Record extracts:
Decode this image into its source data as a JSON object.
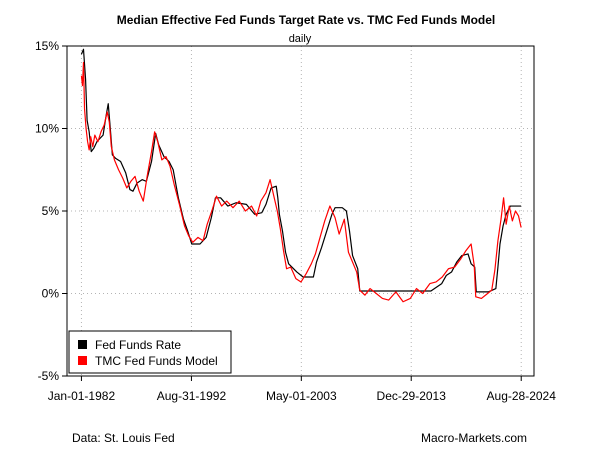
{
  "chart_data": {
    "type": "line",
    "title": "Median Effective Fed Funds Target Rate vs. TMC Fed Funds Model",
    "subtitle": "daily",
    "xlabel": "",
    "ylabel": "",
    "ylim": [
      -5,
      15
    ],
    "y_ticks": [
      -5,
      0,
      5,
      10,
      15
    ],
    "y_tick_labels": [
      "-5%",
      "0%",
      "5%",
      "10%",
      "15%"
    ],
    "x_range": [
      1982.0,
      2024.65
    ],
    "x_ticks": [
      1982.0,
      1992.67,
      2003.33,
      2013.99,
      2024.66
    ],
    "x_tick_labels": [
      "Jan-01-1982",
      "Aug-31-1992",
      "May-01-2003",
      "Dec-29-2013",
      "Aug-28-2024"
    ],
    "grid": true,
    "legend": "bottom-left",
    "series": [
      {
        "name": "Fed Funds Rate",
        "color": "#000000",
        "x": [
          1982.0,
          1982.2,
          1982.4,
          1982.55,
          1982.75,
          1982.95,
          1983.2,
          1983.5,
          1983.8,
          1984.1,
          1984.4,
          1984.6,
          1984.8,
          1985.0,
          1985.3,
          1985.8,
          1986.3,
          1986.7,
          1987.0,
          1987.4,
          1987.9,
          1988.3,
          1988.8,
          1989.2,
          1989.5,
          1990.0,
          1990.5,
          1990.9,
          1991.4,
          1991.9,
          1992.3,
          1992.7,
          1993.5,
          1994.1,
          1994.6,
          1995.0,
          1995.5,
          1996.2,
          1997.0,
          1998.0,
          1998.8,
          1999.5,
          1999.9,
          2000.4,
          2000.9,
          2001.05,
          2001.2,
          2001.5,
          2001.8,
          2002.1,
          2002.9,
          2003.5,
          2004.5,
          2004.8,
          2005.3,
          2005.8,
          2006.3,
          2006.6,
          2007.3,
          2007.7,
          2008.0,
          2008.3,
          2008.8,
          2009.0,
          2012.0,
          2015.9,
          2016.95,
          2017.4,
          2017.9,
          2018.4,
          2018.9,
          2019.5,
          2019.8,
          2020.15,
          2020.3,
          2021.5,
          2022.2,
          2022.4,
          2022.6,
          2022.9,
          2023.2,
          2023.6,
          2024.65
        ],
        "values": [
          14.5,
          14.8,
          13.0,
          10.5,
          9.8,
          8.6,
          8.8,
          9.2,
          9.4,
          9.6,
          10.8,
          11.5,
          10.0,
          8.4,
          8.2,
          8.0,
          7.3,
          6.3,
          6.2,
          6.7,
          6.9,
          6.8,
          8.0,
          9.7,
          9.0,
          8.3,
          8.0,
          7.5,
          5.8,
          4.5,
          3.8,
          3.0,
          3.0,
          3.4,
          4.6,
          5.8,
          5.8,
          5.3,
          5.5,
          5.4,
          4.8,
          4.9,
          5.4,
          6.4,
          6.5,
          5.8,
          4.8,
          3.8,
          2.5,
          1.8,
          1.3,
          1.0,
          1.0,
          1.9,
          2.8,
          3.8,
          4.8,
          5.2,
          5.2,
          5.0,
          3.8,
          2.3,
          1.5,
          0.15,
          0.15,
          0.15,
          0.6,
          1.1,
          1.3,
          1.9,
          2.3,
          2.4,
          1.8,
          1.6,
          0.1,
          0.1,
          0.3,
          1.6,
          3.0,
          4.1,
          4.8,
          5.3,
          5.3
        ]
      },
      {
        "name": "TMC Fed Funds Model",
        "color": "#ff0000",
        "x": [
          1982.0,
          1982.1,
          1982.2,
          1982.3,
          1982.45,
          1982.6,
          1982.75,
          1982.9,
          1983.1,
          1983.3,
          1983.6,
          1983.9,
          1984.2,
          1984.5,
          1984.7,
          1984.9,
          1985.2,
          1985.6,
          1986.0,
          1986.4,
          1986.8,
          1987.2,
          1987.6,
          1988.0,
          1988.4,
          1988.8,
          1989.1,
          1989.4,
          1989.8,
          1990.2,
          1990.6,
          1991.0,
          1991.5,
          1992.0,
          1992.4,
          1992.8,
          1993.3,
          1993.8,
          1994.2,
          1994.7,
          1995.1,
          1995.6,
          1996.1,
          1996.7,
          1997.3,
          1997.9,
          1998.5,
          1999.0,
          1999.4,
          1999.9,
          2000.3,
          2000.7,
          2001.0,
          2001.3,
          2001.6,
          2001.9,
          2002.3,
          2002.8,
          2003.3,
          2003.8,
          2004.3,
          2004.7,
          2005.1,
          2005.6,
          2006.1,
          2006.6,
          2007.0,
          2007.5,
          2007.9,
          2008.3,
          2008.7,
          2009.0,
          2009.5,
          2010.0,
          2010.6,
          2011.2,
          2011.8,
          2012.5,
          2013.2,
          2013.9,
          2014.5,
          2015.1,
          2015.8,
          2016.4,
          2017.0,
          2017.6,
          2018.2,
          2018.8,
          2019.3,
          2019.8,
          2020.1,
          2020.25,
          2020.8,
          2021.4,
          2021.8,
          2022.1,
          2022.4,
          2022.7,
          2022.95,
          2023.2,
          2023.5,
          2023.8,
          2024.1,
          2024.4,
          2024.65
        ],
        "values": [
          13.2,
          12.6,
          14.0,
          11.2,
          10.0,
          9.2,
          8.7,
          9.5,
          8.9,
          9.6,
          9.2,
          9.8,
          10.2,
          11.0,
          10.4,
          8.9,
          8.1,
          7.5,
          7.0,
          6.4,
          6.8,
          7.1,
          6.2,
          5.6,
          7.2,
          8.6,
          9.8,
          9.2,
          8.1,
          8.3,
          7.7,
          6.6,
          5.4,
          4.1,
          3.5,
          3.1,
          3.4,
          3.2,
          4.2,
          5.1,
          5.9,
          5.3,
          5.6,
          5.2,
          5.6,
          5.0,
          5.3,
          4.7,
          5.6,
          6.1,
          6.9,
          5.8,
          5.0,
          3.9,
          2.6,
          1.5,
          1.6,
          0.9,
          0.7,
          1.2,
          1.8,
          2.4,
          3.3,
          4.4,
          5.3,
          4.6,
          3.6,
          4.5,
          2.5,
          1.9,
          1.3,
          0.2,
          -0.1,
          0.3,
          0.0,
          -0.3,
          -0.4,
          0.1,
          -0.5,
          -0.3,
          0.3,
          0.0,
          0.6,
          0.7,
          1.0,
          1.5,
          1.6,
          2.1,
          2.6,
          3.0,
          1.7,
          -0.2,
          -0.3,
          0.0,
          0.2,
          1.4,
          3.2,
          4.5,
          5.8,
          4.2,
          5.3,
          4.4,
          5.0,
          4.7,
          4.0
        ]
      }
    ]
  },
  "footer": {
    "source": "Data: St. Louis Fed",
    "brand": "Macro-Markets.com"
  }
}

Set problem:
For each line in the data above that contains the string "source", extract the line.

Problem solution:
Decode this image into its source data as a JSON object.
    "source": "Data: St. Louis Fed",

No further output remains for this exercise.